▶ DATA SECTION
○ ○ ○

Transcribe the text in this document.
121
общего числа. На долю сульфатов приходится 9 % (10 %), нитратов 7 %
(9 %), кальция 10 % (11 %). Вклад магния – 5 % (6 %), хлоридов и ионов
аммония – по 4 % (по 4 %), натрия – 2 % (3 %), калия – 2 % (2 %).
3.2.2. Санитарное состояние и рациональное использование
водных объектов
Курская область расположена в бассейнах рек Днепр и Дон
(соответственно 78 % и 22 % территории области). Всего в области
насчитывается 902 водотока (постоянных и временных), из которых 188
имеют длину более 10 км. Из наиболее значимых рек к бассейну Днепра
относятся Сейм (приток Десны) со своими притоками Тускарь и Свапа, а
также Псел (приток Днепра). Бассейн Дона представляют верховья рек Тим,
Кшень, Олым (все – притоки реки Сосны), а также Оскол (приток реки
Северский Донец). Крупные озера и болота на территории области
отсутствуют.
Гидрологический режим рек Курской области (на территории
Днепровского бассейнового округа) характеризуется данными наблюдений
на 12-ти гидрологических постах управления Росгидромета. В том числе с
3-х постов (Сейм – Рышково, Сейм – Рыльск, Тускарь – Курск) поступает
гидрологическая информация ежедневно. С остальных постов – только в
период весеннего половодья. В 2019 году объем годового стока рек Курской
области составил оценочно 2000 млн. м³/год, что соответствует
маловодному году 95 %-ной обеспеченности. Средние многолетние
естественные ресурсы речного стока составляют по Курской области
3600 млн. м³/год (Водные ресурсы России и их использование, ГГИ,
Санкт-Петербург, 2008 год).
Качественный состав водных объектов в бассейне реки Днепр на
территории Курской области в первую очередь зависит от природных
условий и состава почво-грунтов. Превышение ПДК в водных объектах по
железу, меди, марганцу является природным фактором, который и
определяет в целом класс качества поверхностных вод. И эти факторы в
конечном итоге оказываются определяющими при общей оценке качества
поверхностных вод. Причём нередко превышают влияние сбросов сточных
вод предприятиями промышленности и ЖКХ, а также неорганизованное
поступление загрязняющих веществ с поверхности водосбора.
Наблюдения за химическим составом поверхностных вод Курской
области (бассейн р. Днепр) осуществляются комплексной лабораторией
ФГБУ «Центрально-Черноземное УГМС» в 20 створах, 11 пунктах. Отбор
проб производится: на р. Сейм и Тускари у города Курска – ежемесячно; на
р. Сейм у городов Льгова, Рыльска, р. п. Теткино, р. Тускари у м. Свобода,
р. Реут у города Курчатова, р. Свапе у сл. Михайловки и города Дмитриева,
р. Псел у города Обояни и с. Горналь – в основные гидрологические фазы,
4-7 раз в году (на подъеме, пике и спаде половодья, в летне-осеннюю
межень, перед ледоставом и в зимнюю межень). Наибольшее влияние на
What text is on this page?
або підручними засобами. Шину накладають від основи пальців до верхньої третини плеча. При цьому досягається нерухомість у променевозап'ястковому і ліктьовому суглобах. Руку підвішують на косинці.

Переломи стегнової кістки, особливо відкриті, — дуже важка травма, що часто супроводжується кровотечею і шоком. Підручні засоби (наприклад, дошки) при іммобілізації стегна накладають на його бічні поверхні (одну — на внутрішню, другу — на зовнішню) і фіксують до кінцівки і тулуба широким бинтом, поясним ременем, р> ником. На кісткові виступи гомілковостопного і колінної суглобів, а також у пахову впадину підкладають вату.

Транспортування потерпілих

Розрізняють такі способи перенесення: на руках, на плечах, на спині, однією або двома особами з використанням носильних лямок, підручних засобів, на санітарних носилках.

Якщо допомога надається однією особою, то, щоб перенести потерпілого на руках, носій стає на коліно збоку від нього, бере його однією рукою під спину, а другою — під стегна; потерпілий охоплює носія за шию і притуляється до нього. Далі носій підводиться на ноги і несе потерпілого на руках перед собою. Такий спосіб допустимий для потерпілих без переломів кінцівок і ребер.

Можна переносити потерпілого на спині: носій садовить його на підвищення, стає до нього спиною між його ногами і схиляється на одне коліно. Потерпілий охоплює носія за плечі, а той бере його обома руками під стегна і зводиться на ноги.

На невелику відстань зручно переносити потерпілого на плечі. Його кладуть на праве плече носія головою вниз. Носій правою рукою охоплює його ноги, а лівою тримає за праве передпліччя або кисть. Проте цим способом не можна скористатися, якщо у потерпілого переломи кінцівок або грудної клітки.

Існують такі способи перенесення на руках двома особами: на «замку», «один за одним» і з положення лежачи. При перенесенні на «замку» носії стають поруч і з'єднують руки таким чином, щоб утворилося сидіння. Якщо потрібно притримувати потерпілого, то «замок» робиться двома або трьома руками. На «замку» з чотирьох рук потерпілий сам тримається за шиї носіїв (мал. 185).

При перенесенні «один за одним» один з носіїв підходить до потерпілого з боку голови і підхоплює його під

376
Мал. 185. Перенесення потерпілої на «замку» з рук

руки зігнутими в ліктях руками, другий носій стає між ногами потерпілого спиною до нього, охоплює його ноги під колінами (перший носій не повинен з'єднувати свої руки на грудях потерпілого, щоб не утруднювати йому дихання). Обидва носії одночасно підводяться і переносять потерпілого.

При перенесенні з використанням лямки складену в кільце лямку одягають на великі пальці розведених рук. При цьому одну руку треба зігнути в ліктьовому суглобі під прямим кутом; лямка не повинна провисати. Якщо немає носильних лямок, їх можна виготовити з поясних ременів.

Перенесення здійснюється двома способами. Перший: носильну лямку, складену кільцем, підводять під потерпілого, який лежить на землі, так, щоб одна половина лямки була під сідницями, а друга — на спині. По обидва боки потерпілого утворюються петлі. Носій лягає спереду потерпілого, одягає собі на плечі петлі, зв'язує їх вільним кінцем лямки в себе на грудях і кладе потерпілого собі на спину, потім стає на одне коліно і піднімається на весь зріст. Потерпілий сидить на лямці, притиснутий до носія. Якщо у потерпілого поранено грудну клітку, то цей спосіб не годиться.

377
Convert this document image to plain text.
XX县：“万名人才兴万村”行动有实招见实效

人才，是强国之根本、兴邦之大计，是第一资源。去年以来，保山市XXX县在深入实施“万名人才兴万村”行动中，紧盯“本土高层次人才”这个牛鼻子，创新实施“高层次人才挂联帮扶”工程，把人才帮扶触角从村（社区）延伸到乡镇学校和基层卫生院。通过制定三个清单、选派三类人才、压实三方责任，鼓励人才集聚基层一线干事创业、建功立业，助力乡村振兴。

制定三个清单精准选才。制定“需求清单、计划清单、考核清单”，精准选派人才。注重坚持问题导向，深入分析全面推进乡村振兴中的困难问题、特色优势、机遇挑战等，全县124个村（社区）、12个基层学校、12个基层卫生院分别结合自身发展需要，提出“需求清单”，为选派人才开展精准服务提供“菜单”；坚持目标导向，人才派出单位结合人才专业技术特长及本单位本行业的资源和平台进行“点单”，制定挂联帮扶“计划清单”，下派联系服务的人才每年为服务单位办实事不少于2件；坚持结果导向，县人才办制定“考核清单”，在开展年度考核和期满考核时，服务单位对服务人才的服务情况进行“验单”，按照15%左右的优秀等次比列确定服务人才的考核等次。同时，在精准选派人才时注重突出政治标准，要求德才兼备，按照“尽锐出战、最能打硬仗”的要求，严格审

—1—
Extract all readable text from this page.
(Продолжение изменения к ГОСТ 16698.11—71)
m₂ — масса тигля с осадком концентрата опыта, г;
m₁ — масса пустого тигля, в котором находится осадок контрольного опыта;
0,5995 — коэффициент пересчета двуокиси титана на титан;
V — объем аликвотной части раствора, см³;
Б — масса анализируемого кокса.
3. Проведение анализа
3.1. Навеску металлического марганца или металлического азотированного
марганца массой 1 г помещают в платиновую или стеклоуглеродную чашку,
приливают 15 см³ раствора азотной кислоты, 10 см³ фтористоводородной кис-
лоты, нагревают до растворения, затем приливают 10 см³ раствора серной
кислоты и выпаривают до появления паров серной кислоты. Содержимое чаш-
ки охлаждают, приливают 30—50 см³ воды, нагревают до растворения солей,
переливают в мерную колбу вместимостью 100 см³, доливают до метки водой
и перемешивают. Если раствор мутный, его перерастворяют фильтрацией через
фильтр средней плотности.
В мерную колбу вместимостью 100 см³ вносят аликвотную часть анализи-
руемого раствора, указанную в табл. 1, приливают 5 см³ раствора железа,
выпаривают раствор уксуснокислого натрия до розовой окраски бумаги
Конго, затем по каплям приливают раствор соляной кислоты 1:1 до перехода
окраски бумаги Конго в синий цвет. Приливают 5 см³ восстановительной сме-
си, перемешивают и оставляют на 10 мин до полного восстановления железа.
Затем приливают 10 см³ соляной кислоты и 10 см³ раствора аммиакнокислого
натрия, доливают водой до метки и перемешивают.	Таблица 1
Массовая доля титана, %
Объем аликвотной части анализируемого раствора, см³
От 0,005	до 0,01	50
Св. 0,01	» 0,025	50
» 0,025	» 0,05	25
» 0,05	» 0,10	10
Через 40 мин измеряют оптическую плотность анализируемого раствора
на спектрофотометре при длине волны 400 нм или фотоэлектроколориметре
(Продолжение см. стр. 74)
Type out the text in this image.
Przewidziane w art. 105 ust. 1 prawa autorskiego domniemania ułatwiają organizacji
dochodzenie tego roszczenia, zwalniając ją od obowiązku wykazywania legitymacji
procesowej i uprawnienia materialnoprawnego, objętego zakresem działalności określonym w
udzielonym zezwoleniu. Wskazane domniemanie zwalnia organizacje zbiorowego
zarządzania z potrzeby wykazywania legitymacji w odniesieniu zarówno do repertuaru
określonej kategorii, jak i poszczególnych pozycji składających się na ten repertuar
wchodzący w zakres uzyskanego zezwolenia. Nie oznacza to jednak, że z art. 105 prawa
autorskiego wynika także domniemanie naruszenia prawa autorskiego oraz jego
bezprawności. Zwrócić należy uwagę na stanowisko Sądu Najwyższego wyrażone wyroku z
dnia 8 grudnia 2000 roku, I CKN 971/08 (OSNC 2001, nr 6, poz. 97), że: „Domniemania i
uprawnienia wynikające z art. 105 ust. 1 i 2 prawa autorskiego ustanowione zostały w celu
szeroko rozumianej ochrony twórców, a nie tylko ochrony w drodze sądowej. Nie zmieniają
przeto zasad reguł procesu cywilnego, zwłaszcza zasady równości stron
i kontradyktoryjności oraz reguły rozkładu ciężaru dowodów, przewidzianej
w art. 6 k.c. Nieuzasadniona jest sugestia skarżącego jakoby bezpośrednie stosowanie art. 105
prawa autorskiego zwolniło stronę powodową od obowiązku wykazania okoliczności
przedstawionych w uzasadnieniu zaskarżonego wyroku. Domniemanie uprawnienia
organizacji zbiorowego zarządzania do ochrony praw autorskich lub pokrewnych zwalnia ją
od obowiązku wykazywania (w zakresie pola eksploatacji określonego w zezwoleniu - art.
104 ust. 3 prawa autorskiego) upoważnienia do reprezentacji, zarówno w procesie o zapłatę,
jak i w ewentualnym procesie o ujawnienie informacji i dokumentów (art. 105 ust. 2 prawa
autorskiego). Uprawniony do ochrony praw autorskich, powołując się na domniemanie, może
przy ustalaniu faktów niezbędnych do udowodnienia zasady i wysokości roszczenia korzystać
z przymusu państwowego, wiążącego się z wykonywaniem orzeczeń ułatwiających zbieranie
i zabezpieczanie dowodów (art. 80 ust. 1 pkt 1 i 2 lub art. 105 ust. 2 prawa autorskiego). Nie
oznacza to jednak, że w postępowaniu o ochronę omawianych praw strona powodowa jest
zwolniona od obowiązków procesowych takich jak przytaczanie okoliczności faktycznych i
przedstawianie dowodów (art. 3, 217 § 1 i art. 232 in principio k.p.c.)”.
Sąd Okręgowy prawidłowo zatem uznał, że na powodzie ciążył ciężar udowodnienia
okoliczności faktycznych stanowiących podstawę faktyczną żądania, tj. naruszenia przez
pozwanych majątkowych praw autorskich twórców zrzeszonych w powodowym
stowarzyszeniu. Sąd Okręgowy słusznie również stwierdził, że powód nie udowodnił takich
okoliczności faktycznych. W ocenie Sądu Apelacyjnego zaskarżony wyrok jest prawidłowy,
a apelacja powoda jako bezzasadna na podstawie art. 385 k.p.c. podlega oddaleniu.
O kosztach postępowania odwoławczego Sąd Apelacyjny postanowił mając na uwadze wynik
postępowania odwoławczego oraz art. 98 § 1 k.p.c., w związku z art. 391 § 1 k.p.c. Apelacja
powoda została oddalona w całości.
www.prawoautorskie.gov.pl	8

○ ○ ○

▶ GIVEN REQUEST
Using the records above, copy each line that contains "this".

▶ CORRECT RESPONSE
Transcribe the text in this document.
What text is on this page?
Convert this document image to plain text.
Extract all readable text from this page.
Type out the text in this image.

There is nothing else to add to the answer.